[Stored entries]

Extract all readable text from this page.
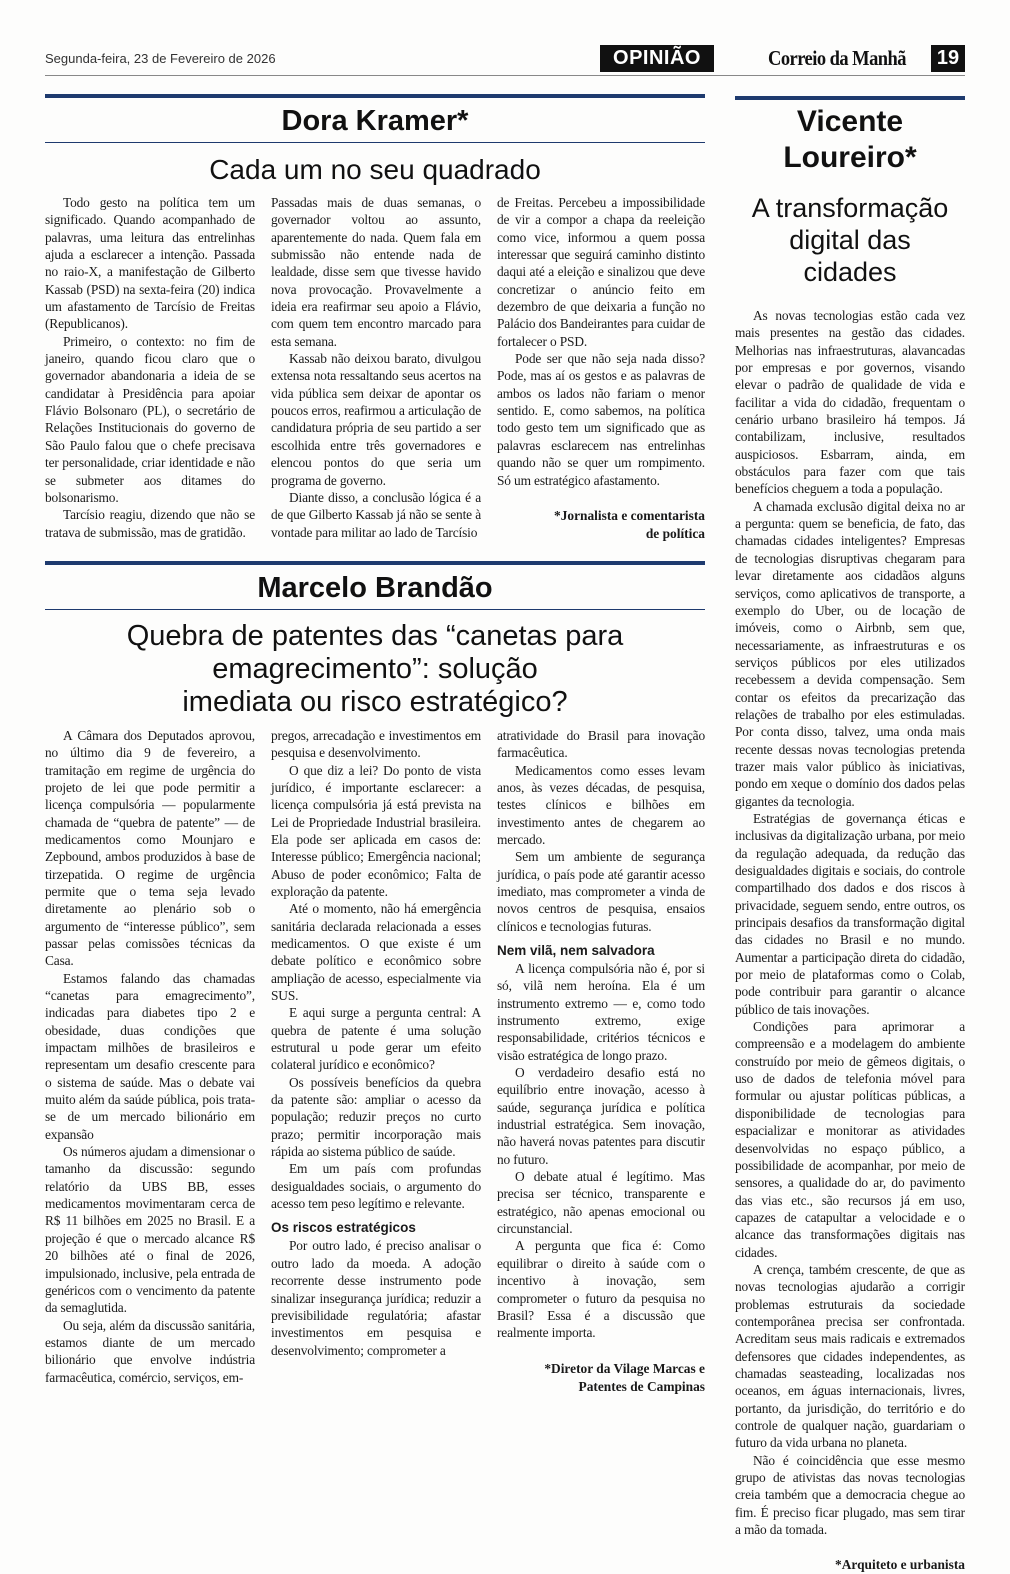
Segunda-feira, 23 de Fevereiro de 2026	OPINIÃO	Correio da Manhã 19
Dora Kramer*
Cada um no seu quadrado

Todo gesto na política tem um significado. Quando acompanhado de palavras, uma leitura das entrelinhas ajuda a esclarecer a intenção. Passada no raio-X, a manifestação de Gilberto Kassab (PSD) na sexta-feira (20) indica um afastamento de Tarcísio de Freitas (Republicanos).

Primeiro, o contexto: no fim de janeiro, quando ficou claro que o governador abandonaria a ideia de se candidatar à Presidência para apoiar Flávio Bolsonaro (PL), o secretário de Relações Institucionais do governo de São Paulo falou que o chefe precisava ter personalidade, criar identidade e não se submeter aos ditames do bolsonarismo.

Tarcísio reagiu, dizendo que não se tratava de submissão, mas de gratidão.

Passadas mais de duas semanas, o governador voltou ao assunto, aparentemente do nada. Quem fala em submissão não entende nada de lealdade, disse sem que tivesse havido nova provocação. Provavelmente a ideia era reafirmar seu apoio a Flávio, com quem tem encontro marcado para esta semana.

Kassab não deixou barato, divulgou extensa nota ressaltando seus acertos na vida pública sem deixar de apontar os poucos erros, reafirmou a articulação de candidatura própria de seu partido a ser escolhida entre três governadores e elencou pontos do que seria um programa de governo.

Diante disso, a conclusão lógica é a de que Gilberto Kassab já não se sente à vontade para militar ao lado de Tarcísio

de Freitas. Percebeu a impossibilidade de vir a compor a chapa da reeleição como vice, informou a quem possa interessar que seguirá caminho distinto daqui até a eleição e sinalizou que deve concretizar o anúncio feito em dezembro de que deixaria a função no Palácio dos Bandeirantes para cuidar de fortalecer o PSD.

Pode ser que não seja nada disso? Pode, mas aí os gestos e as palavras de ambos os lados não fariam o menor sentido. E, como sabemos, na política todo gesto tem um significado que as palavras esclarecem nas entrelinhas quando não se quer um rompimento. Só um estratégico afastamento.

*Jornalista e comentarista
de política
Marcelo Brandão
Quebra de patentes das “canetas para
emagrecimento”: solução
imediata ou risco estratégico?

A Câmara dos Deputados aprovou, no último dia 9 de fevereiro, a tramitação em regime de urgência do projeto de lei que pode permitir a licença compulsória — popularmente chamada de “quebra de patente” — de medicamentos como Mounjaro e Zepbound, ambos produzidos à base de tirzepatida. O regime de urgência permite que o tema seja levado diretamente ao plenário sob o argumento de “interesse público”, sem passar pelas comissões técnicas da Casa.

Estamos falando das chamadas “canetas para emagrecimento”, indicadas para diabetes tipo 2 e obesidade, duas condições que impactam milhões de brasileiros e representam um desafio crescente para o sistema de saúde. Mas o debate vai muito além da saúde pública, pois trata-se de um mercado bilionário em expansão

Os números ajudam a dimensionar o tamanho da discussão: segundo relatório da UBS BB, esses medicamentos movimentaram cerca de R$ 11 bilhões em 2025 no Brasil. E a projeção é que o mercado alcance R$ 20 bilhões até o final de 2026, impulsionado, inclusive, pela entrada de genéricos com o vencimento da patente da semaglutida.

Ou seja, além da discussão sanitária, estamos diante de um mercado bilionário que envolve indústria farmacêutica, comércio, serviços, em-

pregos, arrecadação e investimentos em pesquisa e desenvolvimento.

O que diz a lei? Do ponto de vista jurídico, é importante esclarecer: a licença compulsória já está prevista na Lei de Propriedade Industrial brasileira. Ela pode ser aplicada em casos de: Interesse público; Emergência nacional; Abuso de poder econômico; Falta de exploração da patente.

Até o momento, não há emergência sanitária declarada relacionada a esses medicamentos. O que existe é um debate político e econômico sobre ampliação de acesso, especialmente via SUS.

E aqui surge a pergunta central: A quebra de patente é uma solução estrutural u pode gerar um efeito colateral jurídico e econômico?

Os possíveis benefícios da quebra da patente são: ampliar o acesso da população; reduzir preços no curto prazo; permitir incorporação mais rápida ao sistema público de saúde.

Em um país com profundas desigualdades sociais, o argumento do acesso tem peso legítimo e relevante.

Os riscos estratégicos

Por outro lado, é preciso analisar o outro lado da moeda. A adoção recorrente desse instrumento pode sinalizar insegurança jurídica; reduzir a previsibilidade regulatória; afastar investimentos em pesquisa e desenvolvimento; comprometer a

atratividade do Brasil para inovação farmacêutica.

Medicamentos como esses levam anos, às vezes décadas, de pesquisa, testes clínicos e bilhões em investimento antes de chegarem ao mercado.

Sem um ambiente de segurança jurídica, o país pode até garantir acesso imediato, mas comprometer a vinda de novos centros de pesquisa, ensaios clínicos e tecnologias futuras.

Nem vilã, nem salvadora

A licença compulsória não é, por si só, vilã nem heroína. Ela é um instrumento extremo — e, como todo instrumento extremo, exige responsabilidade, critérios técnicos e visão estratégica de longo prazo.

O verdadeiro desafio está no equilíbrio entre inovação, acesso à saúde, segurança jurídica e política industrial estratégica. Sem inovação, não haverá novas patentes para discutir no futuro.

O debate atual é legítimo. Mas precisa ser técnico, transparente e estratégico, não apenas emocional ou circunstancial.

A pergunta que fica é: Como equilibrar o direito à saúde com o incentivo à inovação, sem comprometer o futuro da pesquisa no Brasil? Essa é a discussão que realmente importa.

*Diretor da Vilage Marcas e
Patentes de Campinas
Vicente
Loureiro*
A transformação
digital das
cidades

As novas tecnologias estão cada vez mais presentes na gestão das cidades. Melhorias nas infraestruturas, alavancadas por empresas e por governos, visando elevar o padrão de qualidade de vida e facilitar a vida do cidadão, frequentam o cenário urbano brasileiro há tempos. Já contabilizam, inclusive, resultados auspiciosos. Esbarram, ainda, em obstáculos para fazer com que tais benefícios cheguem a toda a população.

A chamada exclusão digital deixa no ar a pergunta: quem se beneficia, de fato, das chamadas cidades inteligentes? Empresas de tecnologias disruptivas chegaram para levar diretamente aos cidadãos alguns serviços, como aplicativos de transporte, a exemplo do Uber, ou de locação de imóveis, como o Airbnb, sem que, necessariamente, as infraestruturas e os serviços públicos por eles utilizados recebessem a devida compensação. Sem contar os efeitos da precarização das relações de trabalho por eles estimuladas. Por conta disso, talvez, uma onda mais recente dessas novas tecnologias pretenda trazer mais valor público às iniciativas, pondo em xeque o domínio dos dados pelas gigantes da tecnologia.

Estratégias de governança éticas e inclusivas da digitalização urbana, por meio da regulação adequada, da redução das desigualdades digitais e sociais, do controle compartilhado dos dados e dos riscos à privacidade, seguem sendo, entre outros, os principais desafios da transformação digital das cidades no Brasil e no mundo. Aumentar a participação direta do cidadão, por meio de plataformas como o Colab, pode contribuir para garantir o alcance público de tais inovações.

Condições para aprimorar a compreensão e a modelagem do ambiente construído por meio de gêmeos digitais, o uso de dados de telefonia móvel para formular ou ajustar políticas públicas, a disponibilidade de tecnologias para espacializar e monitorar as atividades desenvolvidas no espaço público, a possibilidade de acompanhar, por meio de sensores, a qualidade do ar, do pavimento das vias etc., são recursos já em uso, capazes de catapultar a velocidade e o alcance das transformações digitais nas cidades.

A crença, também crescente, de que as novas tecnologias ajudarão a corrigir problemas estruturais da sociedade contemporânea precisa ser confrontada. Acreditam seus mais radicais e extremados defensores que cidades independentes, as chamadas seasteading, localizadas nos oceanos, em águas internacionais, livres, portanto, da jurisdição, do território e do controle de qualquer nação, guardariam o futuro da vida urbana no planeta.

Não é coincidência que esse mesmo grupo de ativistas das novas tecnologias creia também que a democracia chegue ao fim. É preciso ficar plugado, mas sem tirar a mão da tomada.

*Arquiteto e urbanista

- **YOUR GOAL**: Give solely the number of lines in the data that contain the string "país".

- **CORRECT RESPONSE**: 2